→ Data entries
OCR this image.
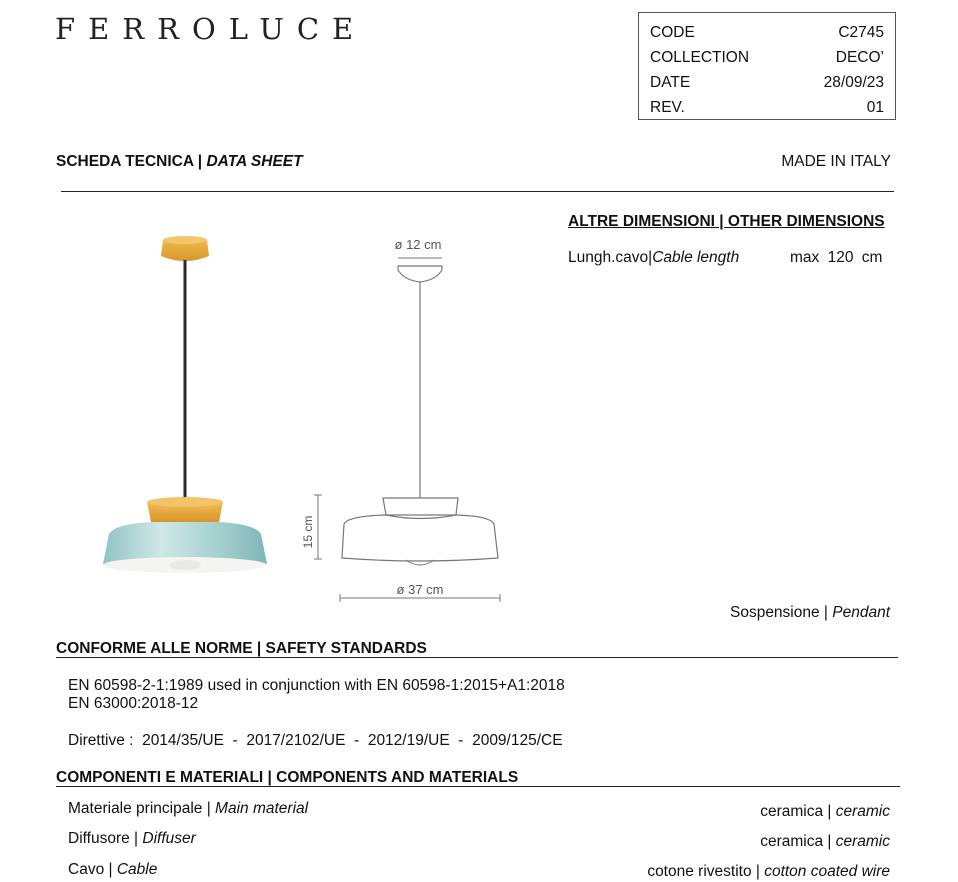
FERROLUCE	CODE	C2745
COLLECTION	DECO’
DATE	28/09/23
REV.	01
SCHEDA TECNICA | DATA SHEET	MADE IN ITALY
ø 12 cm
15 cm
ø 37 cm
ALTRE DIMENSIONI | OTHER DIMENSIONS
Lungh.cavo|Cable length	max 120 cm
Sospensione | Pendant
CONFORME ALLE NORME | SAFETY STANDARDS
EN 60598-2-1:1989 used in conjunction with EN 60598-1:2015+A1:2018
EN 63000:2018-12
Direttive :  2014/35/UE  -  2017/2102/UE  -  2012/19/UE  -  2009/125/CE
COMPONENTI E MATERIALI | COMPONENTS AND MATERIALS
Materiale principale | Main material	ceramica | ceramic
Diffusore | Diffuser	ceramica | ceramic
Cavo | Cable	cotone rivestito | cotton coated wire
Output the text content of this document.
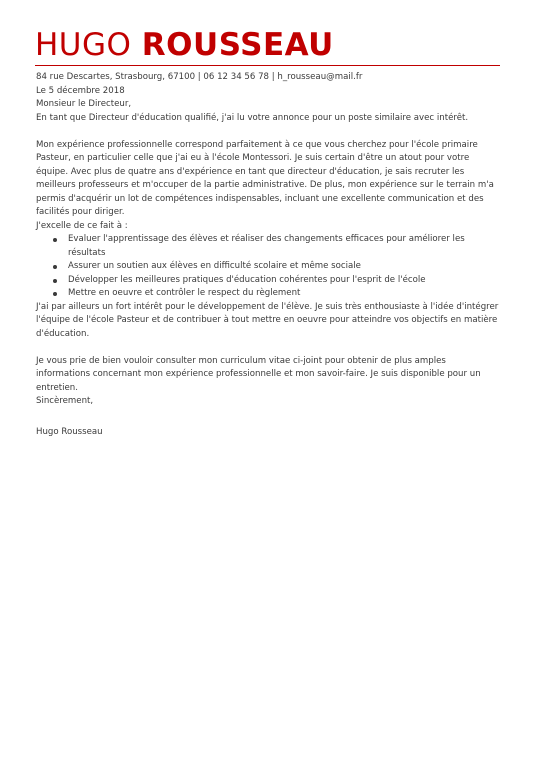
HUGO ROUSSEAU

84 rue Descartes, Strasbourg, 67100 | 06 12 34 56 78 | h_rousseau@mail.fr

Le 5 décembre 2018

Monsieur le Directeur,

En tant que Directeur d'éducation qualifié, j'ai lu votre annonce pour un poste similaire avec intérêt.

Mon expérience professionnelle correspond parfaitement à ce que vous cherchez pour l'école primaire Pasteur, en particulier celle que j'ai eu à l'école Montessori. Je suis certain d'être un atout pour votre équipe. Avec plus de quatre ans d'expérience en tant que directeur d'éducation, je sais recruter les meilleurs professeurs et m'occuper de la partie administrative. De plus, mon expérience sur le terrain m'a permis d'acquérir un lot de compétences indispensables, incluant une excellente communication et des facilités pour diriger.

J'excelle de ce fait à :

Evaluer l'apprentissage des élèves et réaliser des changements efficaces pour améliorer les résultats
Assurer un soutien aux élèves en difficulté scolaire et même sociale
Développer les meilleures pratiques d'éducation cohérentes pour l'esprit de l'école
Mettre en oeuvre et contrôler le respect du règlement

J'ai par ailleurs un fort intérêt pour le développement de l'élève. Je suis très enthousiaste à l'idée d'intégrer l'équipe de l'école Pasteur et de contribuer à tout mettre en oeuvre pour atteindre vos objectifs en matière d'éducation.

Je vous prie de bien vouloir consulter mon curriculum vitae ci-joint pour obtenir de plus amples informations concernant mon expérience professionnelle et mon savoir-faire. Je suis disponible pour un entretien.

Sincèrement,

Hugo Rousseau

--

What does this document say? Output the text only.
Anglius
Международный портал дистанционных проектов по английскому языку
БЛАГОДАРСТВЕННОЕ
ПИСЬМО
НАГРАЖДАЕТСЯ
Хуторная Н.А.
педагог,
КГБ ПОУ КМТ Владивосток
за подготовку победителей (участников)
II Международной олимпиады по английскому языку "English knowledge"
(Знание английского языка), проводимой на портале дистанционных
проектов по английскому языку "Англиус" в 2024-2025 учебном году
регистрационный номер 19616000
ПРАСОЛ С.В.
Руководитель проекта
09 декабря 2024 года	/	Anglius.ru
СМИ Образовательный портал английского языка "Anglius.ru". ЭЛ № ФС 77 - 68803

* * *

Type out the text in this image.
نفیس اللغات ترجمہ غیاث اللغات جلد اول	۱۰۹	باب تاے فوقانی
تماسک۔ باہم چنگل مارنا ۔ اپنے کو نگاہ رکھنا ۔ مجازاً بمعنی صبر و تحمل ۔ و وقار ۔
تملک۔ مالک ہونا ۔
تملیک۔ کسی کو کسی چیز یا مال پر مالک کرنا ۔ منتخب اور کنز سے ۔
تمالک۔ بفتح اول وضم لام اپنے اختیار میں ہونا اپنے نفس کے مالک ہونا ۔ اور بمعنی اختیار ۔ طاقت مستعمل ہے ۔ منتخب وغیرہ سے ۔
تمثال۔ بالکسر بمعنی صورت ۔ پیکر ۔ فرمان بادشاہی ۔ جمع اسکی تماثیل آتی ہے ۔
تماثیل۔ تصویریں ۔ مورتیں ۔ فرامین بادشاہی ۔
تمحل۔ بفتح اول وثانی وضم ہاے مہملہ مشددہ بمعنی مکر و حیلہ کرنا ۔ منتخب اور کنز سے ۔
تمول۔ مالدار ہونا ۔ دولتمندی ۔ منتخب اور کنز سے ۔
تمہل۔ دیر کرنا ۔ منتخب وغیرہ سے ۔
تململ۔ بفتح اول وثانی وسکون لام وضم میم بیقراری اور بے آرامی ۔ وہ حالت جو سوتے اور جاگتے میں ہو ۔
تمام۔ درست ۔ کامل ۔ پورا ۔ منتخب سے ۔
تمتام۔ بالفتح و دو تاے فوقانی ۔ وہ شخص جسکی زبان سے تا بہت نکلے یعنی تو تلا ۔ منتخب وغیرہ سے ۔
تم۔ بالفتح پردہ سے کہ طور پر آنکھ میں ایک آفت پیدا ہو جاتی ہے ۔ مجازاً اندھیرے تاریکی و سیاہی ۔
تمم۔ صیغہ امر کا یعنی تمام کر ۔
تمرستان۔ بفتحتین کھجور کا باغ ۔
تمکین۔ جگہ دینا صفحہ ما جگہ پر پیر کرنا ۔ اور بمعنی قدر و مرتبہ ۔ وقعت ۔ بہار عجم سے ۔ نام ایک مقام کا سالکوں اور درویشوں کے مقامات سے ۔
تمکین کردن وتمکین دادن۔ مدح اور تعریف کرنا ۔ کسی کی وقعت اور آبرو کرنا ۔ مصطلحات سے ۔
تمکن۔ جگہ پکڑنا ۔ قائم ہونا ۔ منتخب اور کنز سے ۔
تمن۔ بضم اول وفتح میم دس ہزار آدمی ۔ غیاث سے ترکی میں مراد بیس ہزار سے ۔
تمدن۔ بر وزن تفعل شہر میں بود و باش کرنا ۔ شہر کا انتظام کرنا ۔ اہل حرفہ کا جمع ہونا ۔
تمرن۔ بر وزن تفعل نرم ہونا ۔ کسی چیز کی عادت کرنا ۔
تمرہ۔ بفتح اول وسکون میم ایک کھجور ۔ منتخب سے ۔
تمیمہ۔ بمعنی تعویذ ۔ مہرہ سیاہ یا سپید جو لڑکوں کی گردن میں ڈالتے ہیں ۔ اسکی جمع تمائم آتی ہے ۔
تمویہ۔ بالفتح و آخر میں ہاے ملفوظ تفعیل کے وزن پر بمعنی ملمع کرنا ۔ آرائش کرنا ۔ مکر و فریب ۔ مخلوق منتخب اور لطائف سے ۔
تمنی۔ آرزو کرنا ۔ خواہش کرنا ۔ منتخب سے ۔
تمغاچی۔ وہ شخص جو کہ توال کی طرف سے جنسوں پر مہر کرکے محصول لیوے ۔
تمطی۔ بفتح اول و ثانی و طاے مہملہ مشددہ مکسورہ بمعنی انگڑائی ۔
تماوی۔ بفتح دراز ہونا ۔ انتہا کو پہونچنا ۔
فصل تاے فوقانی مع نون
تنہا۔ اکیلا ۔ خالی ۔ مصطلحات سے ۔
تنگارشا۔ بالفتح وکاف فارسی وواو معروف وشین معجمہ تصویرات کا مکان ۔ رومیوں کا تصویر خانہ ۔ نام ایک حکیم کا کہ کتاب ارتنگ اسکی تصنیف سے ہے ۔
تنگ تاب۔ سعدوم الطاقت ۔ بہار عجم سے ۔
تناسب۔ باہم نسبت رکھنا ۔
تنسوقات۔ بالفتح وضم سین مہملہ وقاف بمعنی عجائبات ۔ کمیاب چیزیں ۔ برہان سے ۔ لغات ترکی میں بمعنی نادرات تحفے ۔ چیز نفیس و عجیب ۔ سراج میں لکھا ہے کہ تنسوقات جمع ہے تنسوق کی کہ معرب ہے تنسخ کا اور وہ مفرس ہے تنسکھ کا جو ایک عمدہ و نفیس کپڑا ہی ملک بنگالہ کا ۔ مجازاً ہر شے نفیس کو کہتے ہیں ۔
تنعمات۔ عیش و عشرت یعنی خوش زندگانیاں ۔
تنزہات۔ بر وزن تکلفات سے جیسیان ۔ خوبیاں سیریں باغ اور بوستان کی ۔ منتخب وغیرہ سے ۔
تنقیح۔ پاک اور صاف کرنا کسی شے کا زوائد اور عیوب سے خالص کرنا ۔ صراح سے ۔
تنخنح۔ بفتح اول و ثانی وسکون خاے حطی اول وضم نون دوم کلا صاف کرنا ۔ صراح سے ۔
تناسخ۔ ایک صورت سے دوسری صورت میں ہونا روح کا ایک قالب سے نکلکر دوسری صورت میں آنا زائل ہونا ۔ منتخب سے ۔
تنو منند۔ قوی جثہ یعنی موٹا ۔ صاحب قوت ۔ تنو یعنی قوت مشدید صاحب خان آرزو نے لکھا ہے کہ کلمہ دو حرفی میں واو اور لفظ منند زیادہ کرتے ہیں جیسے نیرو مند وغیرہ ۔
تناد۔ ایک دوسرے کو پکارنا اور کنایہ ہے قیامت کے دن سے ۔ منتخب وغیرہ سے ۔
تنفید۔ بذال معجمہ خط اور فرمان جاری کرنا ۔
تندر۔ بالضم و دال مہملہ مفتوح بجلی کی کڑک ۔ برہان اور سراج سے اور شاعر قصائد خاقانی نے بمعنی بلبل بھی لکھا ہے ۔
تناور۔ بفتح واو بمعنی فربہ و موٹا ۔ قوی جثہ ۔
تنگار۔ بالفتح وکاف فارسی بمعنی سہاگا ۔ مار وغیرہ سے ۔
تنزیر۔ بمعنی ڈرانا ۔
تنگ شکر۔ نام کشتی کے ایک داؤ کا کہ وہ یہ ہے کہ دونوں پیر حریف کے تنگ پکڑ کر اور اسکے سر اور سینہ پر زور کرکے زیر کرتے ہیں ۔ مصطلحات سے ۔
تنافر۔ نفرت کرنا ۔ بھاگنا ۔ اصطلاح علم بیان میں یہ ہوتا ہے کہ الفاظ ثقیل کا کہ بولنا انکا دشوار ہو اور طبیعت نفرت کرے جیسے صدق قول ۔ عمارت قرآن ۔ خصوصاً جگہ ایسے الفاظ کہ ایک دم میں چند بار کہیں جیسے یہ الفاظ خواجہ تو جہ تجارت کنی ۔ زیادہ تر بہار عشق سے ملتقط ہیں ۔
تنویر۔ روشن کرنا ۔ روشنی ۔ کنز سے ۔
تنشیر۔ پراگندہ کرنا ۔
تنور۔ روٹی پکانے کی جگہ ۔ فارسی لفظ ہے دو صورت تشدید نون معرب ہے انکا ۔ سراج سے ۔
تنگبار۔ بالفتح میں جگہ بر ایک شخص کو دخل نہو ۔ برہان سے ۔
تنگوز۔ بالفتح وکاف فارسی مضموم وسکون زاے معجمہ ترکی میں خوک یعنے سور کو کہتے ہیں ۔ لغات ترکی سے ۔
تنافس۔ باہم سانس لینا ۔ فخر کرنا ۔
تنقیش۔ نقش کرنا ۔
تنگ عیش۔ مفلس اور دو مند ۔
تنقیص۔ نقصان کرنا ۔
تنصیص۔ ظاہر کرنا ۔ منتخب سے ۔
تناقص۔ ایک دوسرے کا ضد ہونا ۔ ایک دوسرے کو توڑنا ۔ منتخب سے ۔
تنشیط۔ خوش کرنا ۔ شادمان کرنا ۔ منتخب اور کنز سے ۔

→ Problem requirements
Gather every line containing the word "بہار" and copy it.

→ Exercise result
تمکین۔ جگہ دینا صفحہ ما جگہ پر پیر کرنا ۔ اور بمعنی قدر و مرتبہ ۔ وقعت ۔ بہار عجم سے ۔ نام ایک مقام کا سالکوں اور درویشوں کے مقامات سے ۔
تنگ تاب۔ سعدوم الطاقت ۔ بہار عجم سے ۔
تنافر۔ نفرت کرنا ۔ بھاگنا ۔ اصطلاح علم بیان میں یہ ہوتا ہے کہ الفاظ ثقیل کا کہ بولنا انکا دشوار ہو اور طبیعت نفرت کرے جیسے صدق قول ۔ عمارت قرآن ۔ خصوصاً جگہ ایسے الفاظ کہ ایک دم میں چند بار کہیں جیسے یہ الفاظ خواجہ تو جہ تجارت کنی ۔ زیادہ تر بہار عشق سے ملتقط ہیں ۔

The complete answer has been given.